Extracted information:

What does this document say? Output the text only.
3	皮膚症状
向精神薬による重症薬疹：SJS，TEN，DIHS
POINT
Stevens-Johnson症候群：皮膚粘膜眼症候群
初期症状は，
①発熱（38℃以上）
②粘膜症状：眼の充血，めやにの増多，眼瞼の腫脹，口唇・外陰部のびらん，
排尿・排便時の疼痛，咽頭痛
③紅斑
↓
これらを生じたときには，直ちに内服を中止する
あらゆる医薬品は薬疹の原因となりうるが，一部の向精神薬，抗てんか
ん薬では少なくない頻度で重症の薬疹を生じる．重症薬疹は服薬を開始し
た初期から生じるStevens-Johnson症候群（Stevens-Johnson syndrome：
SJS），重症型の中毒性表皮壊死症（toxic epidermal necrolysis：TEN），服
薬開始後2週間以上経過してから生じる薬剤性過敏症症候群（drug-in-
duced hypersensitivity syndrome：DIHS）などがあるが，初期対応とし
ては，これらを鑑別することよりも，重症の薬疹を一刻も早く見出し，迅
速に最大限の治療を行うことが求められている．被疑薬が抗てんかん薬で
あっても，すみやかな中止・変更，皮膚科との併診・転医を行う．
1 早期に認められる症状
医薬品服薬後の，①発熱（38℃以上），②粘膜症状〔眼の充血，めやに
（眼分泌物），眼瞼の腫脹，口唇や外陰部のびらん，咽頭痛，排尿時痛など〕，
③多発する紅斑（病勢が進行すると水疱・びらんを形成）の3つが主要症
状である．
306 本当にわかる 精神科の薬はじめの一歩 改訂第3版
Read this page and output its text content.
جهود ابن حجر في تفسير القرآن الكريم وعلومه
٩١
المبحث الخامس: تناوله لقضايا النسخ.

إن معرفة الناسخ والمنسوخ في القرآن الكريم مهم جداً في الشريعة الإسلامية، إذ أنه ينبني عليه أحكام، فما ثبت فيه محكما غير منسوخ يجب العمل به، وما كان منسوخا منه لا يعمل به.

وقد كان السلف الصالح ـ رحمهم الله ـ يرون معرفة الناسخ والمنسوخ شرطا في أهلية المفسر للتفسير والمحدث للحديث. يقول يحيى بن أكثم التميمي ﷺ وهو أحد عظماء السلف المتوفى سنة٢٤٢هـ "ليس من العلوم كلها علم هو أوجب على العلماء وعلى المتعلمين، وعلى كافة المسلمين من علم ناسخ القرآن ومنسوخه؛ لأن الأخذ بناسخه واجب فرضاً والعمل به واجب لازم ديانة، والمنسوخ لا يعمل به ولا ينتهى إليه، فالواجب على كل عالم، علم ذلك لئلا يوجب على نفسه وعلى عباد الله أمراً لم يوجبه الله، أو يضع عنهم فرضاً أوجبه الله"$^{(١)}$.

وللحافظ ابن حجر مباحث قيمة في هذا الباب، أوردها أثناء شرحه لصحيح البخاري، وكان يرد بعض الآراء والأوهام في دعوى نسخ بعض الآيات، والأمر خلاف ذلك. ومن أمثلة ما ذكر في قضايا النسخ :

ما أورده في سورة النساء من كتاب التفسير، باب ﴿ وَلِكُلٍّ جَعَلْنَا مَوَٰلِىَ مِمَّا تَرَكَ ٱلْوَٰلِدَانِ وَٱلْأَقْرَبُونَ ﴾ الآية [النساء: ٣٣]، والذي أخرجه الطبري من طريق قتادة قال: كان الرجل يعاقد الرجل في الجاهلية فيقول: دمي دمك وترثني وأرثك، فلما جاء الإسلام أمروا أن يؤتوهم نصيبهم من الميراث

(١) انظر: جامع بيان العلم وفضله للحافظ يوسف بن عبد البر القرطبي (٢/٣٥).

Required task:
Go through the listing and copy all of it exactly.

Finished answer:
What does this document say? Output the text only.
3	皮膚症状
向精神薬による重症薬疹：SJS，TEN，DIHS
POINT
Stevens-Johnson症候群：皮膚粘膜眼症候群
初期症状は，
①発熱（38℃以上）
②粘膜症状：眼の充血，めやにの増多，眼瞼の腫脹，口唇・外陰部のびらん，
排尿・排便時の疼痛，咽頭痛
③紅斑
↓
これらを生じたときには，直ちに内服を中止する
あらゆる医薬品は薬疹の原因となりうるが，一部の向精神薬，抗てんか
ん薬では少なくない頻度で重症の薬疹を生じる．重症薬疹は服薬を開始し
た初期から生じるStevens-Johnson症候群（Stevens-Johnson syndrome：
SJS），重症型の中毒性表皮壊死症（toxic epidermal necrolysis：TEN），服
薬開始後2週間以上経過してから生じる薬剤性過敏症症候群（drug-in-
duced hypersensitivity syndrome：DIHS）などがあるが，初期対応とし
ては，これらを鑑別することよりも，重症の薬疹を一刻も早く見出し，迅
速に最大限の治療を行うことが求められている．被疑薬が抗てんかん薬で
あっても，すみやかな中止・変更，皮膚科との併診・転医を行う．
1 早期に認められる症状
医薬品服薬後の，①発熱（38℃以上），②粘膜症状〔眼の充血，めやに
（眼分泌物），眼瞼の腫脹，口唇や外陰部のびらん，咽頭痛，排尿時痛など〕，
③多発する紅斑（病勢が進行すると水疱・びらんを形成）の3つが主要症
状である．
306 本当にわかる 精神科の薬はじめの一歩 改訂第3版
Read this page and output its text content.
جهود ابن حجر في تفسير القرآن الكريم وعلومه
٩١
المبحث الخامس: تناوله لقضايا النسخ.

إن معرفة الناسخ والمنسوخ في القرآن الكريم مهم جداً في الشريعة الإسلامية، إذ أنه ينبني عليه أحكام، فما ثبت فيه محكما غير منسوخ يجب العمل به، وما كان منسوخا منه لا يعمل به.

وقد كان السلف الصالح ـ رحمهم الله ـ يرون معرفة الناسخ والمنسوخ شرطا في أهلية المفسر للتفسير والمحدث للحديث. يقول يحيى بن أكثم التميمي ﷺ وهو أحد عظماء السلف المتوفى سنة٢٤٢هـ "ليس من العلوم كلها علم هو أوجب على العلماء وعلى المتعلمين، وعلى كافة المسلمين من علم ناسخ القرآن ومنسوخه؛ لأن الأخذ بناسخه واجب فرضاً والعمل به واجب لازم ديانة، والمنسوخ لا يعمل به ولا ينتهى إليه، فالواجب على كل عالم، علم ذلك لئلا يوجب على نفسه وعلى عباد الله أمراً لم يوجبه الله، أو يضع عنهم فرضاً أوجبه الله"$^{(١)}$.

وللحافظ ابن حجر مباحث قيمة في هذا الباب، أوردها أثناء شرحه لصحيح البخاري، وكان يرد بعض الآراء والأوهام في دعوى نسخ بعض الآيات، والأمر خلاف ذلك. ومن أمثلة ما ذكر في قضايا النسخ :

ما أورده في سورة النساء من كتاب التفسير، باب ﴿ وَلِكُلٍّ جَعَلْنَا مَوَٰلِىَ مِمَّا تَرَكَ ٱلْوَٰلِدَانِ وَٱلْأَقْرَبُونَ ﴾ الآية [النساء: ٣٣]، والذي أخرجه الطبري من طريق قتادة قال: كان الرجل يعاقد الرجل في الجاهلية فيقول: دمي دمك وترثني وأرثك، فلما جاء الإسلام أمروا أن يؤتوهم نصيبهم من الميراث

(١) انظر: جامع بيان العلم وفضله للحافظ يوسف بن عبد البر القرطبي (٢/٣٥).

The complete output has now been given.